(WHAT IS NEEDED)
Your task is to print all of the material verbatim.

(TASK INPUT)
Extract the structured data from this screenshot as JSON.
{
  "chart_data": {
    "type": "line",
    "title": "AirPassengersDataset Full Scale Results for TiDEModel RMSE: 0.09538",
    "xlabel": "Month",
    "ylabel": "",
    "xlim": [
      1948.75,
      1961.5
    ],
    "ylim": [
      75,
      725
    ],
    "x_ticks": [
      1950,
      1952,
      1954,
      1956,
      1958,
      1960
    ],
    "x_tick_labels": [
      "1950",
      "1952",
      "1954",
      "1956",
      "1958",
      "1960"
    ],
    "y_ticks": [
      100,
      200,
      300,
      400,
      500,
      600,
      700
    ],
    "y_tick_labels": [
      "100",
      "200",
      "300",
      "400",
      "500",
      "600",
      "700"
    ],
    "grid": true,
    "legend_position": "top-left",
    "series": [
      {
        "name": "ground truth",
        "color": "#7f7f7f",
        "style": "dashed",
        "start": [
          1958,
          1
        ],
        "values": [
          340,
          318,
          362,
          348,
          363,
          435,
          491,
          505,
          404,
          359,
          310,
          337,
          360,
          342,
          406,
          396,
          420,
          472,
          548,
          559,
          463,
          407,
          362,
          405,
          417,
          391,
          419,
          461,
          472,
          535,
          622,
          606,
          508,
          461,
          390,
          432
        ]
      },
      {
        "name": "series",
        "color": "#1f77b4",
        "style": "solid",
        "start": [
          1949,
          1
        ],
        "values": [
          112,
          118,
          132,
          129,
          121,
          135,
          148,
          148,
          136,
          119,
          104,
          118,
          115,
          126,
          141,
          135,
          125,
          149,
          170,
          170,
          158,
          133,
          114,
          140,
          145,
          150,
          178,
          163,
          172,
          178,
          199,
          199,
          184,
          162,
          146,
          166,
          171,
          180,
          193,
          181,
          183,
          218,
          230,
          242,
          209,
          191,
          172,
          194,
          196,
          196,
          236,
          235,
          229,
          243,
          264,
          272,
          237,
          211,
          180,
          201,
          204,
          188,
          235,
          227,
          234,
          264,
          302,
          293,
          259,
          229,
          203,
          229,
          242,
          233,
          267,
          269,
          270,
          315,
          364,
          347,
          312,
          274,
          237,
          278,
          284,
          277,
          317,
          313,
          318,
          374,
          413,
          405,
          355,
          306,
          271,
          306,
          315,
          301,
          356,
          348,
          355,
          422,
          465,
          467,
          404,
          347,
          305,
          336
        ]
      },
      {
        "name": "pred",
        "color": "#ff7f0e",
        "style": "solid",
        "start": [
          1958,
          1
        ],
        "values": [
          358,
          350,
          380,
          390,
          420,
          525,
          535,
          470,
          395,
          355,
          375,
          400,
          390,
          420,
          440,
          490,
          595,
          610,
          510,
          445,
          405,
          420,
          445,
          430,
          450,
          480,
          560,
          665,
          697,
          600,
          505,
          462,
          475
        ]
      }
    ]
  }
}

(RESULT OF THE EXERCISE)
Extract the structured data from this screenshot as JSON.
{
  "chart_data": {
    "type": "line",
    "title": "AirPassengersDataset Full Scale Results for TiDEModel RMSE: 0.09538",
    "xlabel": "Month",
    "ylabel": "",
    "xlim": [
      1948.75,
      1961.5
    ],
    "ylim": [
      75,
      725
    ],
    "x_ticks": [
      1950,
      1952,
      1954,
      1956,
      1958,
      1960
    ],
    "x_tick_labels": [
      "1950",
      "1952",
      "1954",
      "1956",
      "1958",
      "1960"
    ],
    "y_ticks": [
      100,
      200,
      300,
      400,
      500,
      600,
      700
    ],
    "y_tick_labels": [
      "100",
      "200",
      "300",
      "400",
      "500",
      "600",
      "700"
    ],
    "grid": true,
    "legend_position": "top-left",
    "series": [
      {
        "name": "ground truth",
        "color": "#7f7f7f",
        "style": "dashed",
        "start": [
          1958,
          1
        ],
        "values": [
          340,
          318,
          362,
          348,
          363,
          435,
          491,
          505,
          404,
          359,
          310,
          337,
          360,
          342,
          406,
          396,
          420,
          472,
          548,
          559,
          463,
          407,
          362,
          405,
          417,
          391,
          419,
          461,
          472,
          535,
          622,
          606,
          508,
          461,
          390,
          432
        ]
      },
      {
        "name": "series",
        "color": "#1f77b4",
        "style": "solid",
        "start": [
          1949,
          1
        ],
        "values": [
          112,
          118,
          132,
          129,
          121,
          135,
          148,
          148,
          136,
          119,
          104,
          118,
          115,
          126,
          141,
          135,
          125,
          149,
          170,
          170,
          158,
          133,
          114,
          140,
          145,
          150,
          178,
          163,
          172,
          178,
          199,
          199,
          184,
          162,
          146,
          166,
          171,
          180,
          193,
          181,
          183,
          218,
          230,
          242,
          209,
          191,
          172,
          194,
          196,
          196,
          236,
          235,
          229,
          243,
          264,
          272,
          237,
          211,
          180,
          201,
          204,
          188,
          235,
          227,
          234,
          264,
          302,
          293,
          259,
          229,
          203,
          229,
          242,
          233,
          267,
          269,
          270,
          315,
          364,
          347,
          312,
          274,
          237,
          278,
          284,
          277,
          317,
          313,
          318,
          374,
          413,
          405,
          355,
          306,
          271,
          306,
          315,
          301,
          356,
          348,
          355,
          422,
          465,
          467,
          404,
          347,
          305,
          336
        ]
      },
      {
        "name": "pred",
        "color": "#ff7f0e",
        "style": "solid",
        "start": [
          1958,
          1
        ],
        "values": [
          358,
          350,
          380,
          390,
          420,
          525,
          535,
          470,
          395,
          355,
          375,
          400,
          390,
          420,
          440,
          490,
          595,
          610,
          510,
          445,
          405,
          420,
          445,
          430,
          450,
          480,
          560,
          665,
          697,
          600,
          505,
          462,
          475
        ]
      }
    ]
  }
}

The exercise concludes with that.